▸ Listing
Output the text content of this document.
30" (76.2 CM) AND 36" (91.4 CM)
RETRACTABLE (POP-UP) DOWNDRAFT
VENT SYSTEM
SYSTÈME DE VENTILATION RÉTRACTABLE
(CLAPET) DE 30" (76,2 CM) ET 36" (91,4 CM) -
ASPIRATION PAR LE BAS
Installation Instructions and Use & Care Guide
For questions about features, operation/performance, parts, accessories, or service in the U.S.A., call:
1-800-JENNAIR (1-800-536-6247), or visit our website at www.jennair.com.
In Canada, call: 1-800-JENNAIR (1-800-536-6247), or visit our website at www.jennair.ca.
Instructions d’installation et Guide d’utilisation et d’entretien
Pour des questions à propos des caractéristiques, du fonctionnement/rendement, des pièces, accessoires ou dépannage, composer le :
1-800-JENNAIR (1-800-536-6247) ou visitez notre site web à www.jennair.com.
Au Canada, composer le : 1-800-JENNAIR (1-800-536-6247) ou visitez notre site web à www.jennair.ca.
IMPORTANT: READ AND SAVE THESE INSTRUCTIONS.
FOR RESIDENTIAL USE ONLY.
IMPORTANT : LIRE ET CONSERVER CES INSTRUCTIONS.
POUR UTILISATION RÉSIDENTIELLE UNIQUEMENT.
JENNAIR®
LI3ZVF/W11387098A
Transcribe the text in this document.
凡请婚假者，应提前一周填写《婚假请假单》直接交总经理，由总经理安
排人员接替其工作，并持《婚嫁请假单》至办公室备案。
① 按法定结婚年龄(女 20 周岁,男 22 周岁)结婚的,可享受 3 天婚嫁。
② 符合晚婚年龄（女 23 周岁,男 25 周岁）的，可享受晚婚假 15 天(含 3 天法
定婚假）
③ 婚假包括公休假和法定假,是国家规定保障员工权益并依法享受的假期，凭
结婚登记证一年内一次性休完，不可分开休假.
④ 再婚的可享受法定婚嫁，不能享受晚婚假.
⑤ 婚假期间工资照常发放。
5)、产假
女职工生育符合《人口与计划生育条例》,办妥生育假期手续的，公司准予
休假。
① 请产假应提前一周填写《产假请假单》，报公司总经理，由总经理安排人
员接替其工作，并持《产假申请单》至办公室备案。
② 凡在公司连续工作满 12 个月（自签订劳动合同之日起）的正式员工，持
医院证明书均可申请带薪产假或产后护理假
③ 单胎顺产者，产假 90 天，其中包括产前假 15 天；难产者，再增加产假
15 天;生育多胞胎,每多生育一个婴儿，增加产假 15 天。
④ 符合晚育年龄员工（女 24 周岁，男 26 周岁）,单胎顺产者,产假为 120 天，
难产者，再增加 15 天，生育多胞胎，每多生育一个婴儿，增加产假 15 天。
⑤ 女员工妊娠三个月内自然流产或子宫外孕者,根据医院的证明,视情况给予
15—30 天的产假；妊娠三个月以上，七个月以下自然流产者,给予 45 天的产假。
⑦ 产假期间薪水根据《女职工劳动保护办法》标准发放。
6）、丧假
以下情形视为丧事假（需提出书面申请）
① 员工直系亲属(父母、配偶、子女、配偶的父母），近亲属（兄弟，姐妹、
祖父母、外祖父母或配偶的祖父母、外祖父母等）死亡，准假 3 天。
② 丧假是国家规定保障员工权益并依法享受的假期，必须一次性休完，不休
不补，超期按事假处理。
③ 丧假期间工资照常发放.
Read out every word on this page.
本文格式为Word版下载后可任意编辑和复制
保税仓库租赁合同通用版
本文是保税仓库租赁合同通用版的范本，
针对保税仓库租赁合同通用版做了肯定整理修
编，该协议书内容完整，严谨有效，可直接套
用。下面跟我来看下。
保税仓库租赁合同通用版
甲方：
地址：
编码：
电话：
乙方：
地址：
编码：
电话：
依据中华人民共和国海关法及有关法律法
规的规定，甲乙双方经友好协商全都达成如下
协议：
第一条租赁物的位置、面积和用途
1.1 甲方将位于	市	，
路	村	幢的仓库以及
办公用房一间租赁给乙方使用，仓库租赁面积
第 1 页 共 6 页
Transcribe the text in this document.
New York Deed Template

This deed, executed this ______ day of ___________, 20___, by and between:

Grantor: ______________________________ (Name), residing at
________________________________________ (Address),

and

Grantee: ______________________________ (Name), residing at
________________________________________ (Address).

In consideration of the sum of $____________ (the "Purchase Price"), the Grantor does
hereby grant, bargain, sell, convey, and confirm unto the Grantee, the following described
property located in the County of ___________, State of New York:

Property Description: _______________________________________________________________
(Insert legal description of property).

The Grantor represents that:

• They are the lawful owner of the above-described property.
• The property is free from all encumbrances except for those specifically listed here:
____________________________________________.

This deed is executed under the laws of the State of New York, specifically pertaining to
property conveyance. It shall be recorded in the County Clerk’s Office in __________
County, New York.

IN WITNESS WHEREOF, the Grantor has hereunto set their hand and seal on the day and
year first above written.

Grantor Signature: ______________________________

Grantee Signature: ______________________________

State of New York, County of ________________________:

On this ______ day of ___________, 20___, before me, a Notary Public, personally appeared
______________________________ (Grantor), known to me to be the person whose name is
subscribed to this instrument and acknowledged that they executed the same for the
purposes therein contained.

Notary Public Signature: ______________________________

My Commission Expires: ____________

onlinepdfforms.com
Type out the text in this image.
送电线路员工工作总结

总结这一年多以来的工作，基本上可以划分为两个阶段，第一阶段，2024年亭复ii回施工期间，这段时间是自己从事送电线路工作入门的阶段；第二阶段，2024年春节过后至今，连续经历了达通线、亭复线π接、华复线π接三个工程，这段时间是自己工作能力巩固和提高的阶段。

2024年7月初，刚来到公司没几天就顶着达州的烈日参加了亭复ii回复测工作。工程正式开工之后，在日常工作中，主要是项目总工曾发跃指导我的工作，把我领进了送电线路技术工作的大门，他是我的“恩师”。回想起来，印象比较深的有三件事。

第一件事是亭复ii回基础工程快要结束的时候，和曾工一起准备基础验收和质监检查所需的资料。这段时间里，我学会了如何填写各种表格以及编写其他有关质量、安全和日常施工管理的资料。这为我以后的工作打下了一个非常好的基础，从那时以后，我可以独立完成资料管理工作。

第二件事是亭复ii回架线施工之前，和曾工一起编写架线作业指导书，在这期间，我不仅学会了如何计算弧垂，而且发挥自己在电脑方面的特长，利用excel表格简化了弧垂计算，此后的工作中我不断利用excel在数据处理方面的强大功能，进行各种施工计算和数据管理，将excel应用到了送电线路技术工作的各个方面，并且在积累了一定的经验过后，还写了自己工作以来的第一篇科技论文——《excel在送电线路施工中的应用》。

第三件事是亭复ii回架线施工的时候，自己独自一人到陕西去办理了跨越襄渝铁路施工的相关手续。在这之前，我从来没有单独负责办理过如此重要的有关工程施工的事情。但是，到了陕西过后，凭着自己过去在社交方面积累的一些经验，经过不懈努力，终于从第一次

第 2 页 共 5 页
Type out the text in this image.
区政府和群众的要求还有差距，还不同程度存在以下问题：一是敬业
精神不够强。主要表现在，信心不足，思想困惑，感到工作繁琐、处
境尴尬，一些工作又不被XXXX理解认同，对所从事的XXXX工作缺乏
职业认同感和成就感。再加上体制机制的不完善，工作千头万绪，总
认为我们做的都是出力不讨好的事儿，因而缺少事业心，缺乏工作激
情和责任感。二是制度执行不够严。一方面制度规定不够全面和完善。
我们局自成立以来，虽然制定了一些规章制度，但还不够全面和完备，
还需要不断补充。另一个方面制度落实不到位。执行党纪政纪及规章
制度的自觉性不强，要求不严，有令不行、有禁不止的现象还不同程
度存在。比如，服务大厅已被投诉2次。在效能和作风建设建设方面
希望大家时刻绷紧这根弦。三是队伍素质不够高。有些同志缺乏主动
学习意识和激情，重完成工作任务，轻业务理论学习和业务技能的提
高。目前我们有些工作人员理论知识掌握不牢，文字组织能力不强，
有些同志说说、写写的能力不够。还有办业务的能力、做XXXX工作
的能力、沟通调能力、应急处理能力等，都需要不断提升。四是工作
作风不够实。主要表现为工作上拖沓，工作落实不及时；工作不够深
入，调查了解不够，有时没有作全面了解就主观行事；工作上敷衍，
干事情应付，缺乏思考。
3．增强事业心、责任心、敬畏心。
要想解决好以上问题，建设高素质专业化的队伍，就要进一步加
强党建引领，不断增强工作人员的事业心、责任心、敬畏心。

▸ Task brief
Of all the lines in the listing above, how many include "composer"? Write only the number.

▸ Complete answer
2